WORK TO COMPLETE: Wherever the word "with" appears in a line, extract that line.

Data entries

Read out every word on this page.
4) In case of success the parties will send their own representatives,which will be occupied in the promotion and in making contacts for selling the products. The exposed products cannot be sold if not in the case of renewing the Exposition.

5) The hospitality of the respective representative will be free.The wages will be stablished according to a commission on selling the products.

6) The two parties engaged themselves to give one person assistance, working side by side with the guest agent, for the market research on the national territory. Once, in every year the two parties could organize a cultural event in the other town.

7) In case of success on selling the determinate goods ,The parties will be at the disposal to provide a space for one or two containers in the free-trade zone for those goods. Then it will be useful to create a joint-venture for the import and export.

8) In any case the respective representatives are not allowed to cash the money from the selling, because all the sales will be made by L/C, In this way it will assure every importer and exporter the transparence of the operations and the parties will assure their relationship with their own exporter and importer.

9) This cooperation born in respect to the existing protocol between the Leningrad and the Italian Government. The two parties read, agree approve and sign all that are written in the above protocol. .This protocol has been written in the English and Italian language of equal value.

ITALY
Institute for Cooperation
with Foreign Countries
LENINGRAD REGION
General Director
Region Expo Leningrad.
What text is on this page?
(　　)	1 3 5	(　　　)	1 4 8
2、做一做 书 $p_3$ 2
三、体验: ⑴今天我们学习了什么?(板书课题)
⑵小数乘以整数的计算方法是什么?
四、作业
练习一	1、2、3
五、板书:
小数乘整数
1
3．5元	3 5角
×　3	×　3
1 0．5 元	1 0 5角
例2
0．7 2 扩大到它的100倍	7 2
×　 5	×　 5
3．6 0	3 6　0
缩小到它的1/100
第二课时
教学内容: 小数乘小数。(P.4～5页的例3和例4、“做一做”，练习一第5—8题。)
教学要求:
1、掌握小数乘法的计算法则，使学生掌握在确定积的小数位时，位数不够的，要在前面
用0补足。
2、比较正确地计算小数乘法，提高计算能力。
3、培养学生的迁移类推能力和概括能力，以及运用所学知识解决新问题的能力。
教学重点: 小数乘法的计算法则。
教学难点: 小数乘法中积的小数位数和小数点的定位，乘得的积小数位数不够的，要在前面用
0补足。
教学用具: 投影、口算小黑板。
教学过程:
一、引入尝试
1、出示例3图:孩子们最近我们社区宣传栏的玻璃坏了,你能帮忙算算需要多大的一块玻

RESPONSE FOR THIS EXERCISE:
6) The two parties engaged themselves to give one person assistance, working side by side with the guest agent, for the market research on the national territory. Once, in every year the two parties could organize a cultural event in the other town.
8) In any case the respective representatives are not allowed to cash the money from the selling, because all the sales will be made by L/C, In this way it will assure every importer and exporter the transparence of the operations and the parties will assure their relationship with their own exporter and importer.
with Foreign Countries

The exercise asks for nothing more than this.